— Start of Document extract —

There’s Stripped hanging at the Ed Ruscha, Books & Co. show at Gagosian Gallery. The opening was packed and I was happy to see so many friends turn out. This little print-on-demand book that I made in just a few days ended up surrounded by a massive production, and I’m still not entirely sure how it happened. At any rate, it was an honor to be there and see this massive body of work by over a hundred artists connected in time and space by the presence of Mr. Ruscha himself.
The show itself is epic and worth a visit (through April 27, 2013).
Top image—Gagosian Gallery.
On my way home from Weymouth last summer I met up with Andreas and Jonathan in London, who encouraged me to make a quick contribution to ABC‘s first collaborative project, ABCED—a set of books inspired by Ed Ruscha’s work, on the occasion of his 75th birthday in December 2012. (ABC + ED = ABCED.)
My book is Stripped (Sixty-Six Sunsets Stripped), a work that reinterprets Ruscha’s classic Every Building on the Sunset Strip (1966) with a Google image search of the word sunset. The book follows Ed’s layout and the total length of the pages is 25 feet (as was his work, which folded out into one long strip).
Fast forward to March 2013. After several book fairs and various exhibitions, our little print-on-demand box of books will be included in “Ed Ruscha / Books & Co.,” a show of book works by Ed Ruscha and many artists influenced by him. The exhibition opens March 5 at Gagosian Gallery on Madison Avenue. Stripped will be one of ten books featured from the set.
Stripped is available for purchase at Blurb.
- I’ll launch “Apparition of a distance, however near it may be” at Printed Matter’s first annual LA Art Book Fair at the Geffen Contemporary at MoCA, Los Angeles. Look for me at the ABC Artists’ Books Cooperative table (January 31–February 3).
- Several of my books will be featured in “A Fair,” an exhibition curated by Travis Shaffer at the University of Kansas Art + Design Gallery, Lawrence, KS (January 22–February 15).
- Stripped will be featured as part of the ABCED project at Gagosian Gallery, 980 Madison, NYC in “Ed Ruscha: Books & Co.” (March 5–April 27).
Progress photo of the Kansas installation by Travis Shaffer.
Last summer, Wendy Richmond asked me to be a guest writer for her long-standing Design Culture column in Communication Arts. I was getting ready to leave for England to realize Weymouths for the b-side arts festival (part of the London 2012 Festival), so we agreed that I would think about the assignment during my time there. Soon after the work began it was obvious to me that I would want to write about the performative part of the project, which was new (and difficult) for me.
The result is “The Generosity Echo,” which appears in the total redesigned Jan./Feb. issue of Communication Arts (which also happens to be the 2013 Typography Annual). They’ll post the piece on their site in mid-February and I’ll link to it then.

— End of Document extract —

→ Set tasks
1: Answer these questions using the post about Stripped:
(a) What word was used for the Google image search behind Stripped?
(b) On what date does the Gagosian show end?
(c) What column did Wendy Richmond ask the writer to contribute to as a guest?
2: Carry on the post about Stripped from its last sentence.
The entries that come next have no connection to the post about Stripped.

— Start of Records shown —

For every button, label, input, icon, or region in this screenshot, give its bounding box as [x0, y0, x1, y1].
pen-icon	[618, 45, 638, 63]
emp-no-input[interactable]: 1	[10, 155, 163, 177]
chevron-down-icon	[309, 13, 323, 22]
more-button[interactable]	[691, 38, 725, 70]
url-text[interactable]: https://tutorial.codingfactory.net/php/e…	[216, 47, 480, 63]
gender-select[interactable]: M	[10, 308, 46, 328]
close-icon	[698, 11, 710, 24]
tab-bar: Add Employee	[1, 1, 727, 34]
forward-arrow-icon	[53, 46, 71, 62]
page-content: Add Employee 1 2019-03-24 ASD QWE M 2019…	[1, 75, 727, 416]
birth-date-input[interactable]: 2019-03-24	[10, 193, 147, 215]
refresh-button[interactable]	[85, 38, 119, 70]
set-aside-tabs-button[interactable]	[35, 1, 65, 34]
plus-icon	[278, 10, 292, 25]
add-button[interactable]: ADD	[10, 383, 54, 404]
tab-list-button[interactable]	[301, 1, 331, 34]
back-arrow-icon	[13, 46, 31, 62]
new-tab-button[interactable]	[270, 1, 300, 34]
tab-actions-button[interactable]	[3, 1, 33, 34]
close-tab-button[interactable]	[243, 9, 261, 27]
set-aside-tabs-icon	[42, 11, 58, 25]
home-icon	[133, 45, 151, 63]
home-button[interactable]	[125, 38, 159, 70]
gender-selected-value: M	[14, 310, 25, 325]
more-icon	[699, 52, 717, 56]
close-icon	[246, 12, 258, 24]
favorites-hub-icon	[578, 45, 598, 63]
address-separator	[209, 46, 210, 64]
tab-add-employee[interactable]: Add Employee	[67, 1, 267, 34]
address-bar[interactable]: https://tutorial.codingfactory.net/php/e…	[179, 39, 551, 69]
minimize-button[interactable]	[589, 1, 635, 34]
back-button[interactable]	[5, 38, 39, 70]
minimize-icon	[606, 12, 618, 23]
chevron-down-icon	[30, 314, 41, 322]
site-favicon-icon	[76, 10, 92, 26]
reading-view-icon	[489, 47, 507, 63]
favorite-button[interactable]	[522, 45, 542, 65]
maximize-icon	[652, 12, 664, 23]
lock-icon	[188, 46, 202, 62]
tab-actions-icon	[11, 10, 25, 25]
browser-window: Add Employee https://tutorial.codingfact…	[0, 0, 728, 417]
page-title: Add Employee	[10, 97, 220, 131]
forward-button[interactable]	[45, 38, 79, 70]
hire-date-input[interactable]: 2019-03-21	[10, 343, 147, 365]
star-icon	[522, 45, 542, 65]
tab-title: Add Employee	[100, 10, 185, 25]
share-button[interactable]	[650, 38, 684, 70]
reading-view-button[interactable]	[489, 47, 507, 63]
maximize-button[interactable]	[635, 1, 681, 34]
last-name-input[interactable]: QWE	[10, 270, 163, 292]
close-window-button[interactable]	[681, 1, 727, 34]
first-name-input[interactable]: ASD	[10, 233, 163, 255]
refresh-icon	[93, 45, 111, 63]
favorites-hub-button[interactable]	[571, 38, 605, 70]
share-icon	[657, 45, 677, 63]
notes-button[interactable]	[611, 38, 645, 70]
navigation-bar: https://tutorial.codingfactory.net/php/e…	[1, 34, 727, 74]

— End of Records shown —

→ Answers to the exercises
1:
(a) Sunset.
(b) April 27, 2013.
(c) The Design Culture column in Communication Arts.

2:
Some news to share: I’ll be presenting a preview of Weymouths at the Book Live symposium at London South Bank University, 8–9 June 2012. The event “will bring together theorists, researchers and practitioners to stimulate a dialogue across disciplines on the ability of the book to keep up with digital culture and the emergence of new modes of writing, of photographing, of reading, or archiving and of disseminating ‘on the page’ work. The purpose of this conference is to examine the current ‘transforming’ and ‘expanding’ of the book rather than its virtual disintegration.”
Here’s a one-page PDF with a full list of participants and more information.
Also, you can now find a brief description of Weymouths on the newly updated b-side festival site. Weymouths will be installed in Weymouth, England from 27 July through 12 August as part of the Maritime Mix — London2012 Cultural Olympiad by the Sea.
For the next several months I’ll be focused on Weymouths, a 12-book project I’ve been commissioned to produce for the 2012 b-side arts festival in the UK. The work will be installed during the summer Olympics in Weymouth, a seaside town in Dorset, England, where the official sailing competitions will take place.
From the project proposal—
Weymouths explores memory, geography and cultural identity through site-specific books that draw upon the linked histories of Weymouth, Dorset (UK) and Weymouth, Massachusetts (USA). Created for the 2012 b-side Multimedia Arts Festival and installed on-site at festival locations, 12 publications will be released to visitors during the 13-day festival. Among the goals for Weymouths is to create moments for rich, page-by-page engagement in the environment for the ambulatory visitor—the printed book as a participatory art project.
The 12 volumes will be produced and presented as reliquaries of collective memory—bound containers holding text, color and imagery. Historical records, lists, archival imagery, on-site photography, tweets, interviews, maps, street names, Google Street View, Wikipedia and other raw source material will be assembled into open, thought-provoking narratives—real and imagined.
Beginning with the 104 citizens of Weymouth, Dorset (UK) who crossed the Atlantic Ocean in 1635 to found Weymouth, Massachusetts (USA), the 12 books will be a celebration of temporal connections, disconnects and other trans-geographic structures that continue to hover between the twin towns, as well as a chance to “re-see” cultural identity in real-time.
Each volume will be produced using a print-on-demand Espresso Book Machine (EBM). Limited editions of 20 (a total of 240 books) will be installed at various festival locations. Each day during the festival a new volume will be revealed and installed, beginning with Vol. #1 on July 30 and ending with Vol. #12 on August 10, 2012. The books will be free to anyone exploring Weymouth during the 13-day period; they will slowly disappear from the installation sites as they are discovered and enjoyed by their new owners. Weymouths will encourage a slow, alternative presentation of time and space for visitors as they explore.
Weymouths is part of an exploration that began with Venetian Suite and continued last year with Memory Palace and 273 Relics for John Cage. Each draws together ideas about memory, place and the image within the contained book form.
Someone recently described Memory Palace as a spectral archive, which I define as traces and histories, memories of or like a ghost, collected and contained. This articulation of my book works appeals to me. The spectral archive favors the forgotten and conjures a shapeless narrative, more liquid than linear. A book of associations, loaded with suggestion and unspecified meaning; a dream tool. A rumination machine. The spectral archive is crafted with specificity, but it’s experienced on the user’s own terms, creatively and without restriction.
I want to produce this work publicly, like I did in Rome. As I generate stuff, even fragments of ideas, I’ll post them here.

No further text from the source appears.